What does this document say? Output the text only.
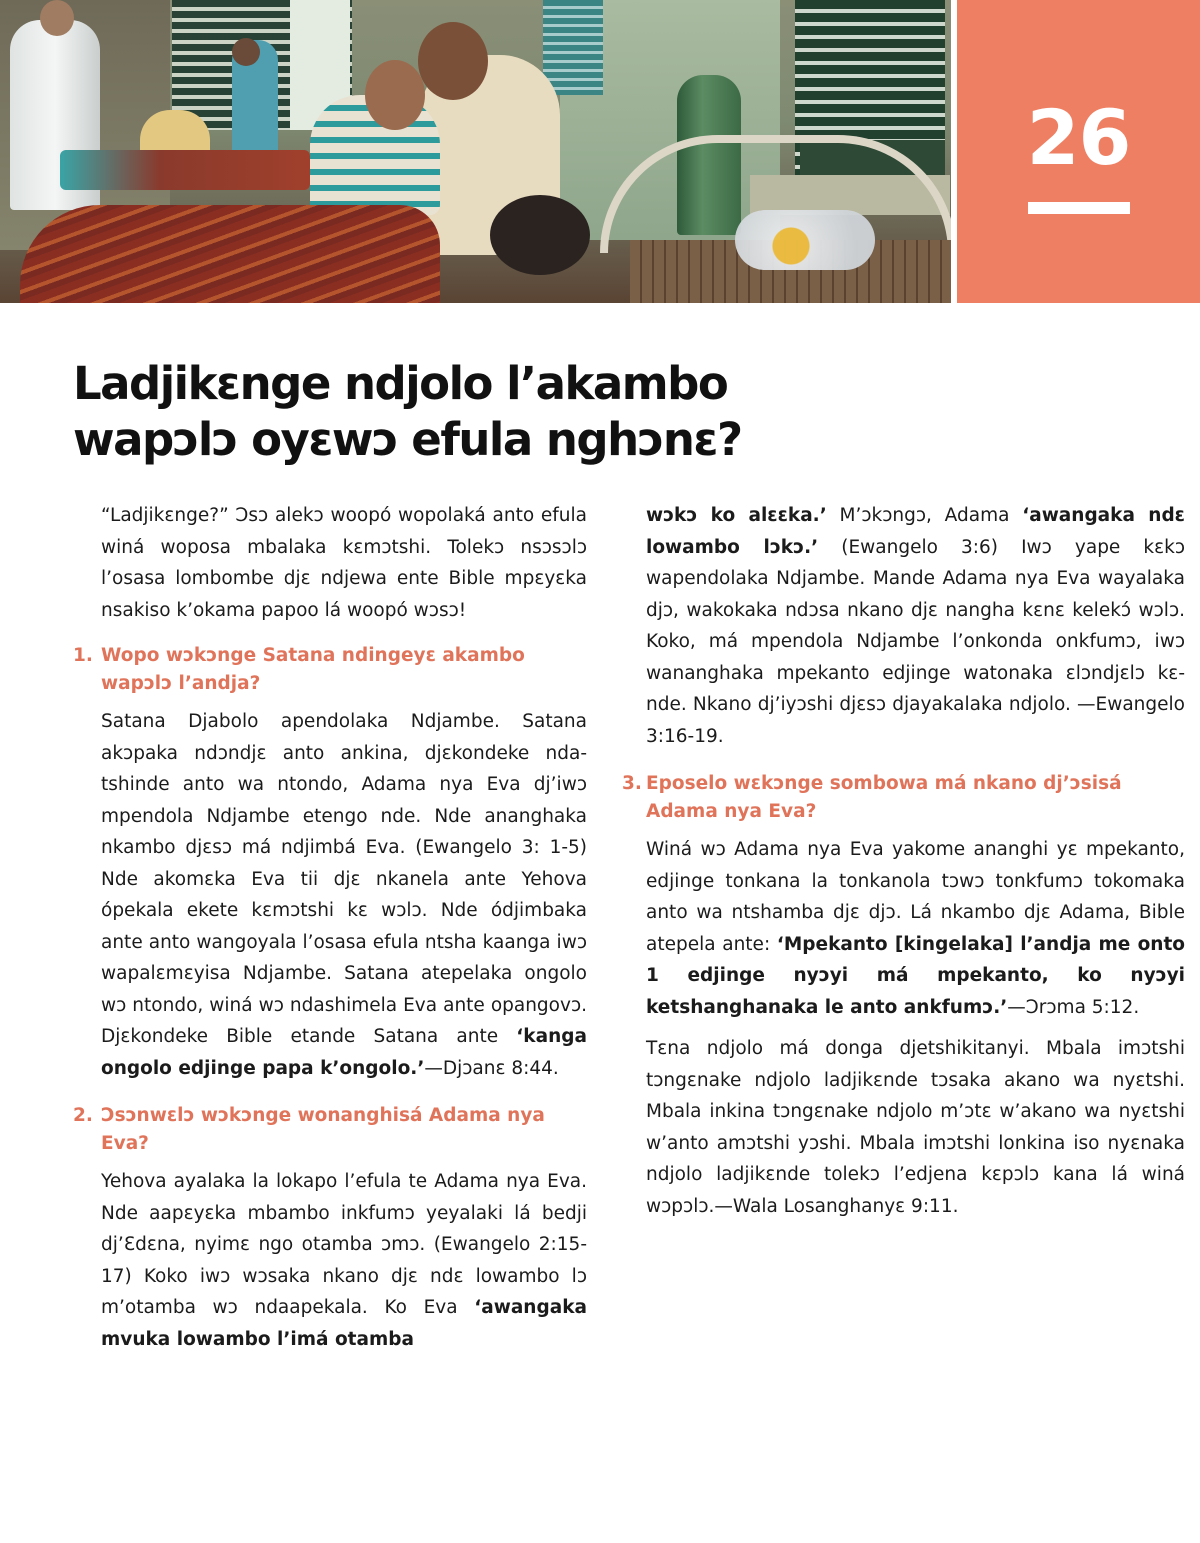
26
Ladjikɛnge ndjolo l’akambo
wapɔlɔ oyɛwɔ efula nghɔnɛ?

“Ladjikɛnge?” Ɔsɔ alekɔ woopó wopolaká anto efula winá woposa mbalaka kɛmɔtshi. Tolekɔ nsɔsɔlɔ l’osasa lombombe djɛ ndjewa ente Bible mpɛyɛka nsakiso k’okama papoo lá woopó wɔsɔ!

1. Wopo wɔkɔnge Satana ndingeyɛ akambo wapɔlɔ l’andja?

Satana Djabolo apendolaka Ndjambe. Satana akɔpaka ndɔndjɛ anto ankina, djɛkondeke ndatshinde anto wa ntondo, Adama nya Eva dj’iwɔ mpendola Ndjambe etengo nde. Nde ananghaka nkambo djɛsɔ má ndjimbá Eva. (Ewangelo 3: 1-5) Nde akomɛka Eva tii djɛ nkanela ante Yehova ópekala ekete kɛmɔtshi kɛ wɔlɔ. Nde ódjimbaka ante anto wangoyala l’osasa efula ntsha kaanga iwɔ wapalɛmɛyisa Ndjambe. Satana atepelaka ongolo wɔ ntondo, winá wɔ ndashimela Eva ante opangovɔ. Djɛkondeke Bible etande Satana ante ‘kanga ongolo edjinge papa k’ongolo.’—Djɔanɛ 8:44.

2. Ɔsɔnwɛlɔ wɔkɔnge wonanghisá Adama nya Eva?

Yehova ayalaka la lokapo l’efula te Adama nya Eva. Nde aapɛyɛka mbambo inkfumɔ yeyalaki lá bedji dj’Ɛdɛna, nyimɛ ngo otamba ɔmɔ. (Ewangelo 2:15-17) Koko iwɔ wɔsaka nkano djɛ ndɛ lowambo lɔ m’otamba wɔ ndaapekala. Ko Eva ‘awangaka mvuka lowambo l’imá otamba

wɔkɔ ko alɛɛka.’ M’ɔkɔngɔ, Adama ‘awangaka ndɛ lowambo lɔkɔ.’ (Ewangelo 3:6) Iwɔ yape kɛkɔ wapendolaka Ndjambe. Mande Adama nya Eva wayalaka djɔ, wakokaka ndɔsa nkano djɛ nangha kɛnɛ kelekɔ́ wɔlɔ. Koko, má mpendola Ndjambe l’onkonda onkfumɔ, iwɔ wananghaka mpekanto edjinge watonaka ɛlɔndjɛlɔ kɛnde. Nkano dj’iyɔshi djɛsɔ djayakalaka ndjolo. —Ewangelo 3:16-19.

3. Eposelo wɛkɔnge sombowa má nkano dj’ɔsisá Adama nya Eva?

Winá wɔ Adama nya Eva yakome ananghi yɛ mpekanto, edjinge tonkana la tonkanola tɔwɔ tonkfumɔ tokomaka anto wa ntshamba djɛ djɔ. Lá nkambo djɛ Adama, Bible atepela ante: ‘Mpekanto [kingelaka] l’andja me onto 1 edjinge nyɔyi má mpekanto, ko nyɔyi ketshanghanaka le anto ankfumɔ.’—Ɔrɔma 5:12.

Tɛna ndjolo má donga djetshikitanyi. Mbala imɔtshi tɔngɛnake ndjolo ladjikɛnde tɔsaka akano wa nyɛtshi. Mbala inkina tɔngɛnake ndjolo m’ɔtɛ w’akano wa nyɛtshi w’anto amɔtshi yɔshi. Mbala imɔtshi lonkina iso nyɛnaka ndjolo ladjikɛnde tolekɔ l’edjena kɛpɔlɔ kana lá winá wɔpɔlɔ.—Wala Losanghanyɛ 9:11.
__________________________________________________
Exercise: Count the lines in the records above that contain the word "lowambo", and give only that number.

Task response: 2